◆ **Directive**:
Rewrite the listing below with "bounding boxes" swapped for "coordinates", keeping every other character the same.

►

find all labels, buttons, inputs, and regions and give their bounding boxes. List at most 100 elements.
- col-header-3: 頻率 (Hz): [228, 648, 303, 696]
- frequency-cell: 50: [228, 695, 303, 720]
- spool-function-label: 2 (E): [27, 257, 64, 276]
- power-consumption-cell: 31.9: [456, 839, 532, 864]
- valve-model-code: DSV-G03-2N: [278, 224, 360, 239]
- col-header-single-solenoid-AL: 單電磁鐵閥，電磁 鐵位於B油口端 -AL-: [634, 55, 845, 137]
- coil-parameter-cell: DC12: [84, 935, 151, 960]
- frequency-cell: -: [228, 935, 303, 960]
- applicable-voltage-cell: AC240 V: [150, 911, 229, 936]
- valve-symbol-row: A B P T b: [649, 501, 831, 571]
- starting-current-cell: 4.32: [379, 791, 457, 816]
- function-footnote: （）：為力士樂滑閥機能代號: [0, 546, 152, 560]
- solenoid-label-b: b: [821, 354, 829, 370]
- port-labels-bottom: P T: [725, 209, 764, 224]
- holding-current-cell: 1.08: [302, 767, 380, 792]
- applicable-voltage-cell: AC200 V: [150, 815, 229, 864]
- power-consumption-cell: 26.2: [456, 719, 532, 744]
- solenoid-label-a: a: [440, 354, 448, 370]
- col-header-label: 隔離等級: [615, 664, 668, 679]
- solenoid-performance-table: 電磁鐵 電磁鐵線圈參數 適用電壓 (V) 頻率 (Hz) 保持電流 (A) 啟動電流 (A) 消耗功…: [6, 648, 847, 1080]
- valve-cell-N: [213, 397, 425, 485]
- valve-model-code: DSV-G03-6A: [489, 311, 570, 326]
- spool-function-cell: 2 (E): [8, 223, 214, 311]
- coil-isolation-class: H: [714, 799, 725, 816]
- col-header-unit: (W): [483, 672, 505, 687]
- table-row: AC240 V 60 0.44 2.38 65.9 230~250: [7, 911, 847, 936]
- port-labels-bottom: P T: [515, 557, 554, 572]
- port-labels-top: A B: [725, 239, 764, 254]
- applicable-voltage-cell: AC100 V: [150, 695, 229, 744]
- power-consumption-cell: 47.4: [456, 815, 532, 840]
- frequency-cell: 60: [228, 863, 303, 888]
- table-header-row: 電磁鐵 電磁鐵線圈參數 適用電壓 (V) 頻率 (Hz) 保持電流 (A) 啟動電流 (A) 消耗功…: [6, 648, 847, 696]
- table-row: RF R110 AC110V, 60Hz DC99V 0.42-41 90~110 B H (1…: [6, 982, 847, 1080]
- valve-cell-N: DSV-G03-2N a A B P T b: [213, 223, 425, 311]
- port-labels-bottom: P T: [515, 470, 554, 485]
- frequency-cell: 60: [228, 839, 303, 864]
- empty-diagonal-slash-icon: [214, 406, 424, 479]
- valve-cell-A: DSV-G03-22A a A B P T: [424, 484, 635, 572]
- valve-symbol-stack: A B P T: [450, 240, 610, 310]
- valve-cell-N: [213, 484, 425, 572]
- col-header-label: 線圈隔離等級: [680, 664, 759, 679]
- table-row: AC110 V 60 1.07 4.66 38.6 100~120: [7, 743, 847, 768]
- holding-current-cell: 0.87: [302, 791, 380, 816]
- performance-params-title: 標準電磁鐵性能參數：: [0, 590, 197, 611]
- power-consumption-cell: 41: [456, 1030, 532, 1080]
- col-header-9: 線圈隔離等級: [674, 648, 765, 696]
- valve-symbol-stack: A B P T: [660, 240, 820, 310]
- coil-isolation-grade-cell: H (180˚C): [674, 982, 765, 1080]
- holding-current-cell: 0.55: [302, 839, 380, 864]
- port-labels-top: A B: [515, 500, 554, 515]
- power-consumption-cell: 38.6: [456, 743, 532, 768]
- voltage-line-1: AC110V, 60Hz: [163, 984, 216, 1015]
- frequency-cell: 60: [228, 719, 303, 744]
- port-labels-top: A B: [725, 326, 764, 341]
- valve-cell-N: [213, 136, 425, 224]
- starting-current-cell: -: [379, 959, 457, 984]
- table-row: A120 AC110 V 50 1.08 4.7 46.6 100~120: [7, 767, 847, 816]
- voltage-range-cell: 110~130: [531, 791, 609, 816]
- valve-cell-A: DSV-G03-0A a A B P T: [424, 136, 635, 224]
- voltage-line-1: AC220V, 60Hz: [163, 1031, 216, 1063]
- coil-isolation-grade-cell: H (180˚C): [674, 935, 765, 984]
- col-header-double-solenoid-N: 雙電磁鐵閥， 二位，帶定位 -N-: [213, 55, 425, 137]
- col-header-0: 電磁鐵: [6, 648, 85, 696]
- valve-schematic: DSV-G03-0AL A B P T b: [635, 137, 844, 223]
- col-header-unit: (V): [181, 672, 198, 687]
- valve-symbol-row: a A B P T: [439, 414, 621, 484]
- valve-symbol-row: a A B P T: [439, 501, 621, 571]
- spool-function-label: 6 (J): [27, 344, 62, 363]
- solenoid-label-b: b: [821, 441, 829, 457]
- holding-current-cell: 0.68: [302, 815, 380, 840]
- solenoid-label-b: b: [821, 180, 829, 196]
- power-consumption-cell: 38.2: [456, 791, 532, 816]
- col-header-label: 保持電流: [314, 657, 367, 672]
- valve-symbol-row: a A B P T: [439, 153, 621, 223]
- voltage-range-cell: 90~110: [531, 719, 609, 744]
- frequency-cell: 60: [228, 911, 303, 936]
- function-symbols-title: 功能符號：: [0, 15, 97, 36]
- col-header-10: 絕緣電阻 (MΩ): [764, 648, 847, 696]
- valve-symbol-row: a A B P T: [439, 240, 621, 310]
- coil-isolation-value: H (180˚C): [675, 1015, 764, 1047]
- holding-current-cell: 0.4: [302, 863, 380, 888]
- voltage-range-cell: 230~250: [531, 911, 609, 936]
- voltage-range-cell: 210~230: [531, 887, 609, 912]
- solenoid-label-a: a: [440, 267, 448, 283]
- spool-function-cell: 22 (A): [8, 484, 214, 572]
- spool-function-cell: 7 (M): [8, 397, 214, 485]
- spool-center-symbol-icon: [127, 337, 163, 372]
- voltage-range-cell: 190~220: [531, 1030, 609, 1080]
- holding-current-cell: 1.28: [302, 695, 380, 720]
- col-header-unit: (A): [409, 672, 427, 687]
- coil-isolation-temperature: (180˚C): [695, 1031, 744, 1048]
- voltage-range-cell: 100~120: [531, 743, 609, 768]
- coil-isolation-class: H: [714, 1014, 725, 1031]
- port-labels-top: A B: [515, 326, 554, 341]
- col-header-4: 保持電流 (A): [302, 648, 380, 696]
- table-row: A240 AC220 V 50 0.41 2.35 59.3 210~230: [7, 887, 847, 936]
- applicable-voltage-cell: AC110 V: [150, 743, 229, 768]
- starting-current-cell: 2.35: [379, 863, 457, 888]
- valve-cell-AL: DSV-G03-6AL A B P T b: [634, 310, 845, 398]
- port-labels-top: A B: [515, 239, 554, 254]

◄

◆ **Task result**:
find all labels, buttons, inputs, and regions and give their coordinates. List at most 100 elements.
- col-header-3: 頻率 (Hz): [228, 648, 303, 696]
- frequency-cell: 50: [228, 695, 303, 720]
- spool-function-label: 2 (E): [27, 257, 64, 276]
- power-consumption-cell: 31.9: [456, 839, 532, 864]
- valve-model-code: DSV-G03-2N: [278, 224, 360, 239]
- col-header-single-solenoid-AL: 單電磁鐵閥，電磁 鐵位於B油口端 -AL-: [634, 55, 845, 137]
- coil-parameter-cell: DC12: [84, 935, 151, 960]
- frequency-cell: -: [228, 935, 303, 960]
- applicable-voltage-cell: AC240 V: [150, 911, 229, 936]
- valve-symbol-row: A B P T b: [649, 501, 831, 571]
- starting-current-cell: 4.32: [379, 791, 457, 816]
- function-footnote: （）：為力士樂滑閥機能代號: [0, 546, 152, 560]
- solenoid-label-b: b: [821, 354, 829, 370]
- port-labels-bottom: P T: [725, 209, 764, 224]
- holding-current-cell: 1.08: [302, 767, 380, 792]
- applicable-voltage-cell: AC200 V: [150, 815, 229, 864]
- power-consumption-cell: 26.2: [456, 719, 532, 744]
- solenoid-label-a: a: [440, 354, 448, 370]
- col-header-label: 隔離等級: [615, 664, 668, 679]
- solenoid-performance-table: 電磁鐵 電磁鐵線圈參數 適用電壓 (V) 頻率 (Hz) 保持電流 (A) 啟動電流 (A) 消耗功…: [6, 648, 847, 1080]
- valve-cell-N: [213, 397, 425, 485]
- valve-model-code: DSV-G03-6A: [489, 311, 570, 326]
- spool-function-cell: 2 (E): [8, 223, 214, 311]
- coil-isolation-class: H: [714, 799, 725, 816]
- col-header-unit: (W): [483, 672, 505, 687]
- table-row: AC240 V 60 0.44 2.38 65.9 230~250: [7, 911, 847, 936]
- port-labels-bottom: P T: [515, 557, 554, 572]
- port-labels-top: A B: [725, 239, 764, 254]
- applicable-voltage-cell: AC100 V: [150, 695, 229, 744]
- power-consumption-cell: 47.4: [456, 815, 532, 840]
- frequency-cell: 60: [228, 863, 303, 888]
- table-header-row: 電磁鐵 電磁鐵線圈參數 適用電壓 (V) 頻率 (Hz) 保持電流 (A) 啟動電流 (A) 消耗功…: [6, 648, 847, 696]
- table-row: RF R110 AC110V, 60Hz DC99V 0.42-41 90~110 B H (1…: [6, 982, 847, 1080]
- valve-cell-N: DSV-G03-2N a A B P T b: [213, 223, 425, 311]
- port-labels-bottom: P T: [515, 470, 554, 485]
- frequency-cell: 60: [228, 839, 303, 864]
- empty-diagonal-slash-icon: [214, 406, 424, 479]
- valve-cell-A: DSV-G03-22A a A B P T: [424, 484, 635, 572]
- valve-symbol-stack: A B P T: [450, 240, 610, 310]
- valve-cell-N: [213, 484, 425, 572]
- col-header-label: 線圈隔離等級: [680, 664, 759, 679]
- table-row: AC110 V 60 1.07 4.66 38.6 100~120: [7, 743, 847, 768]
- holding-current-cell: 0.87: [302, 791, 380, 816]
- performance-params-title: 標準電磁鐵性能參數：: [0, 590, 197, 611]
- power-consumption-cell: 41: [456, 1030, 532, 1080]
- col-header-9: 線圈隔離等級: [674, 648, 765, 696]
- valve-symbol-stack: A B P T: [660, 240, 820, 310]
- coil-isolation-grade-cell: H (180˚C): [674, 982, 765, 1080]
- holding-current-cell: 0.55: [302, 839, 380, 864]
- port-labels-top: A B: [515, 500, 554, 515]
- power-consumption-cell: 38.6: [456, 743, 532, 768]
- voltage-line-1: AC110V, 60Hz: [163, 984, 216, 1015]
- frequency-cell: 60: [228, 719, 303, 744]
- port-labels-top: A B: [725, 326, 764, 341]
- valve-cell-N: [213, 136, 425, 224]
- starting-current-cell: -: [379, 959, 457, 984]
- table-row: A120 AC110 V 50 1.08 4.7 46.6 100~120: [7, 767, 847, 816]
- voltage-range-cell: 110~130: [531, 791, 609, 816]
- valve-cell-A: DSV-G03-0A a A B P T: [424, 136, 635, 224]
- voltage-line-1: AC220V, 60Hz: [163, 1031, 216, 1063]
- coil-isolation-grade-cell: H (180˚C): [674, 935, 765, 984]
- col-header-double-solenoid-N: 雙電磁鐵閥， 二位，帶定位 -N-: [213, 55, 425, 137]
- col-header-0: 電磁鐵: [6, 648, 85, 696]
- valve-schematic: DSV-G03-0AL A B P T b: [635, 137, 844, 223]
- col-header-unit: (V): [181, 672, 198, 687]
- valve-symbol-row: a A B P T: [439, 414, 621, 484]
- valve-symbol-row: a A B P T: [439, 501, 621, 571]
- spool-function-label: 6 (J): [27, 344, 62, 363]
- solenoid-label-b: b: [821, 441, 829, 457]
- holding-current-cell: 0.68: [302, 815, 380, 840]
- solenoid-label-b: b: [821, 180, 829, 196]
- power-consumption-cell: 38.2: [456, 791, 532, 816]
- col-header-label: 保持電流: [314, 657, 367, 672]
- valve-symbol-row: a A B P T: [439, 153, 621, 223]
- voltage-range-cell: 90~110: [531, 719, 609, 744]
- frequency-cell: 60: [228, 911, 303, 936]
- function-symbols-title: 功能符號：: [0, 15, 97, 36]
- col-header-10: 絕緣電阻 (MΩ): [764, 648, 847, 696]
- valve-symbol-row: a A B P T: [439, 240, 621, 310]
- coil-isolation-value: H (180˚C): [675, 1015, 764, 1047]
- holding-current-cell: 0.4: [302, 863, 380, 888]
- voltage-range-cell: 230~250: [531, 911, 609, 936]
- voltage-range-cell: 210~230: [531, 887, 609, 912]
- solenoid-label-a: a: [440, 267, 448, 283]
- spool-function-cell: 22 (A): [8, 484, 214, 572]
- spool-function-cell: 7 (M): [8, 397, 214, 485]
- spool-center-symbol-icon: [127, 337, 163, 372]
- voltage-range-cell: 190~220: [531, 1030, 609, 1080]
- holding-current-cell: 1.28: [302, 695, 380, 720]
- col-header-unit: (A): [409, 672, 427, 687]
- coil-isolation-temperature: (180˚C): [695, 1031, 744, 1048]
- voltage-range-cell: 100~120: [531, 743, 609, 768]
- coil-isolation-class: H: [714, 1014, 725, 1031]
- port-labels-top: A B: [515, 326, 554, 341]
- col-header-4: 保持電流 (A): [302, 648, 380, 696]
- table-row: A240 AC220 V 50 0.41 2.35 59.3 210~230: [7, 887, 847, 936]
- applicable-voltage-cell: AC110 V: [150, 743, 229, 768]
- starting-current-cell: 2.35: [379, 863, 457, 888]
- valve-cell-AL: DSV-G03-6AL A B P T b: [634, 310, 845, 398]
- port-labels-top: A B: [515, 239, 554, 254]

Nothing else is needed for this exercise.